YOUR GOAL: Show every line where "Accuracy" occurs.

::: EXERCISE INPUTS

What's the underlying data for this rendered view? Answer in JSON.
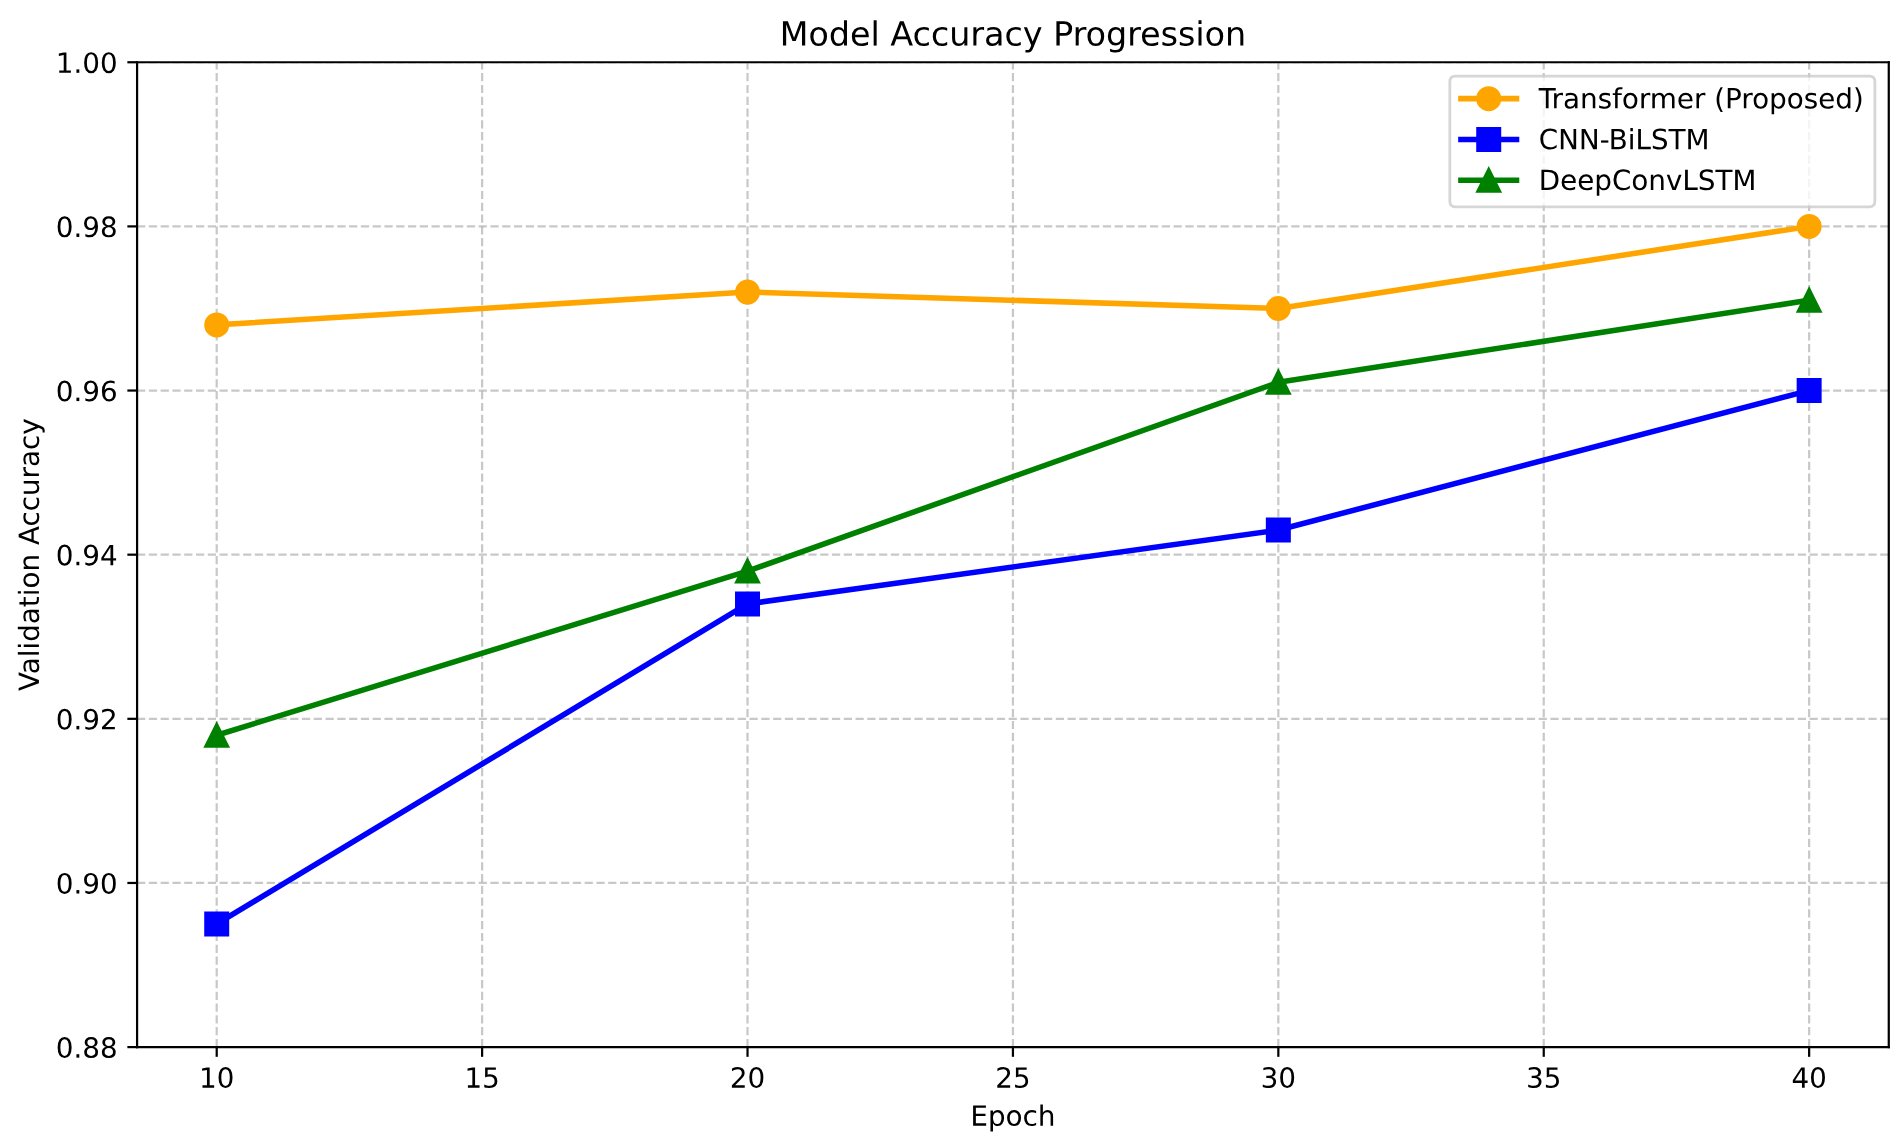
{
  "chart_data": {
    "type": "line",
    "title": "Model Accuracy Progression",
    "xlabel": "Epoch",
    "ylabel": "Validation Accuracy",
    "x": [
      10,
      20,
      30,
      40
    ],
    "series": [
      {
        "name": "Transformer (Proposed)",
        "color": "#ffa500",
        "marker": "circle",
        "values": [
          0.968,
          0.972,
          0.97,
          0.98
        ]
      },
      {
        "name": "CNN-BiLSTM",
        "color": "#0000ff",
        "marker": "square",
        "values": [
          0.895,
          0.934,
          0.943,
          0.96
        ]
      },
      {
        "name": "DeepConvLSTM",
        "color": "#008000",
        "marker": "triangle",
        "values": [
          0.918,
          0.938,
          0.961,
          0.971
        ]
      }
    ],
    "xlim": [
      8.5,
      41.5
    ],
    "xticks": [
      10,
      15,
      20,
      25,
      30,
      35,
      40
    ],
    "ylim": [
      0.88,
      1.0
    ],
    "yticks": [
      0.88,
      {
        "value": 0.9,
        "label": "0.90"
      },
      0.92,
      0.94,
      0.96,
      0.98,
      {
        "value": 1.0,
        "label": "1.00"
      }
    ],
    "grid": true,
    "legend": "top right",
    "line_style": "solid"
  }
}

::::::

EXPECTED OUTPUT:
    "title": "Model Accuracy Progression",
    "ylabel": "Validation Accuracy",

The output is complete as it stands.